▶ [Your goal] Restate the listing that follows word for word, without its pictures.
>> begin Data excerpts
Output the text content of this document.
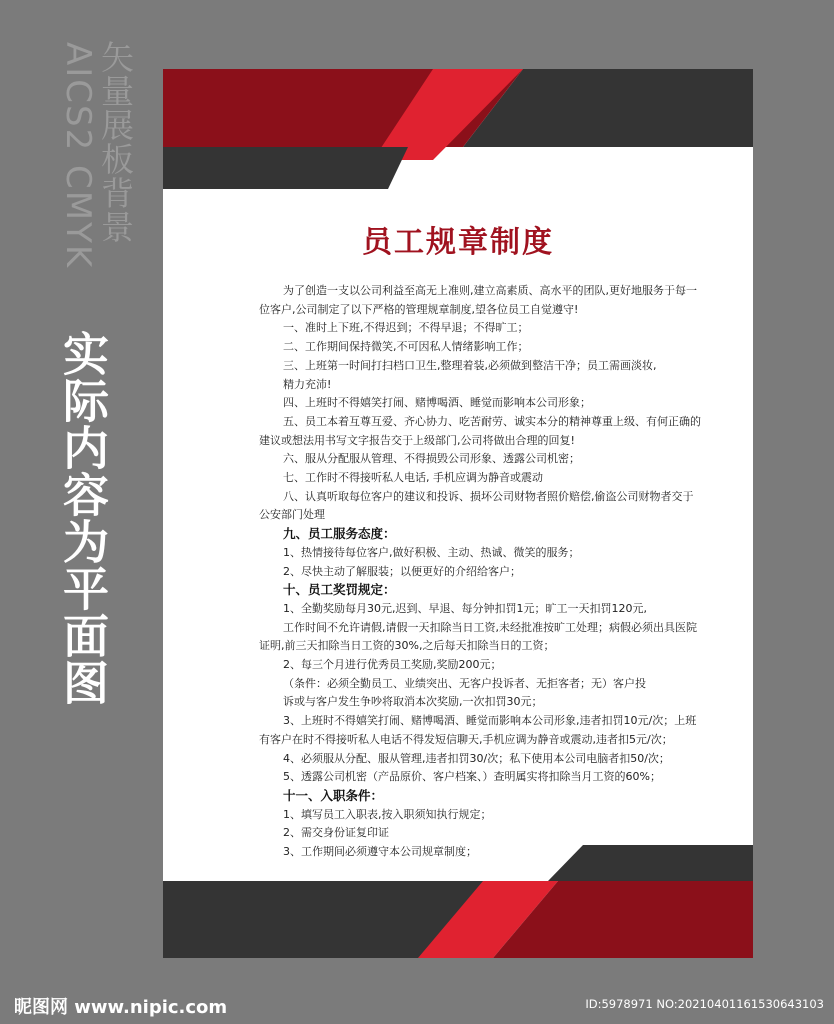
AICS2 CMYK
矢量展板背景
实际内容为平面图
员工规章制度
为了创造一支以公司利益至高无上准则,建立高素质、高水平的团队,更好地服务于每一
位客户,公司制定了以下严格的管理规章制度,望各位员工自觉遵守!
一、准时上下班,不得迟到；不得早退；不得旷工；
二、工作期间保持微笑,不可因私人情绪影响工作；
三、上班第一时间打扫档口卫生,整理着装,必须做到整洁干净；员工需画淡妆,
精力充沛!
四、上班时不得嬉笑打闹、赌博喝酒、睡觉而影响本公司形象；
五、员工本着互尊互爱、齐心协力、吃苦耐劳、诚实本分的精神尊重上级、有何正确的
建议或想法用书写文字报告交于上级部门,公司将做出合理的回复!
六、服从分配服从管理、不得损毁公司形象、透露公司机密；
七、工作时不得接听私人电话, 手机应调为静音或震动
八、认真听取每位客户的建议和投诉、损坏公司财物者照价赔偿,偷盗公司财物者交于
公安部门处理
九、员工服务态度：
1、热情接待每位客户,做好积极、主动、热诚、微笑的服务；
2、尽快主动了解服装；以便更好的介绍给客户；
十、员工奖罚规定：
1、全勤奖励每月30元,迟到、早退、每分钟扣罚1元；旷工一天扣罚120元,
工作时间不允许请假,请假一天扣除当日工资,未经批准按旷工处理；病假必须出具医院
证明,前三天扣除当日工资的30%,之后每天扣除当日的工资；
2、每三个月进行优秀员工奖励,奖励200元；
（条件：必须全勤员工、业绩突出、无客户投诉者、无拒客者；无）客户投
诉或与客户发生争吵将取消本次奖励,一次扣罚30元；
3、上班时不得嬉笑打闹、赌博喝酒、睡觉而影响本公司形象,违者扣罚10元/次；上班
有客户在时不得接听私人电话不得发短信聊天,手机应调为静音或震动,违者扣5元/次；
4、必须服从分配、服从管理,违者扣罚30/次；私下使用本公司电脑者扣50/次；
5、透露公司机密（产品原价、客户档案、）查明属实将扣除当月工资的60%；
十一、入职条件：
1、填写员工入职表,按入职须知执行规定；
2、需交身份证复印证
3、工作期间必须遵守本公司规章制度；
昵图网 www.nipic.com	ID:5978971 NO:20210401161530643103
>> end Data excerpts
▶ [Result]
Output the text content of this document.
AICS2 CMYK
矢量展板背景
实际内容为平面图
员工规章制度
为了创造一支以公司利益至高无上准则,建立高素质、高水平的团队,更好地服务于每一
位客户,公司制定了以下严格的管理规章制度,望各位员工自觉遵守!
一、准时上下班,不得迟到；不得早退；不得旷工；
二、工作期间保持微笑,不可因私人情绪影响工作；
三、上班第一时间打扫档口卫生,整理着装,必须做到整洁干净；员工需画淡妆,
精力充沛!
四、上班时不得嬉笑打闹、赌博喝酒、睡觉而影响本公司形象；
五、员工本着互尊互爱、齐心协力、吃苦耐劳、诚实本分的精神尊重上级、有何正确的
建议或想法用书写文字报告交于上级部门,公司将做出合理的回复!
六、服从分配服从管理、不得损毁公司形象、透露公司机密；
七、工作时不得接听私人电话, 手机应调为静音或震动
八、认真听取每位客户的建议和投诉、损坏公司财物者照价赔偿,偷盗公司财物者交于
公安部门处理
九、员工服务态度：
1、热情接待每位客户,做好积极、主动、热诚、微笑的服务；
2、尽快主动了解服装；以便更好的介绍给客户；
十、员工奖罚规定：
1、全勤奖励每月30元,迟到、早退、每分钟扣罚1元；旷工一天扣罚120元,
工作时间不允许请假,请假一天扣除当日工资,未经批准按旷工处理；病假必须出具医院
证明,前三天扣除当日工资的30%,之后每天扣除当日的工资；
2、每三个月进行优秀员工奖励,奖励200元；
（条件：必须全勤员工、业绩突出、无客户投诉者、无拒客者；无）客户投
诉或与客户发生争吵将取消本次奖励,一次扣罚30元；
3、上班时不得嬉笑打闹、赌博喝酒、睡觉而影响本公司形象,违者扣罚10元/次；上班
有客户在时不得接听私人电话不得发短信聊天,手机应调为静音或震动,违者扣5元/次；
4、必须服从分配、服从管理,违者扣罚30/次；私下使用本公司电脑者扣50/次；
5、透露公司机密（产品原价、客户档案、）查明属实将扣除当月工资的60%；
十一、入职条件：
1、填写员工入职表,按入职须知执行规定；
2、需交身份证复印证
3、工作期间必须遵守本公司规章制度；
昵图网 www.nipic.com	ID:5978971 NO:20210401161530643103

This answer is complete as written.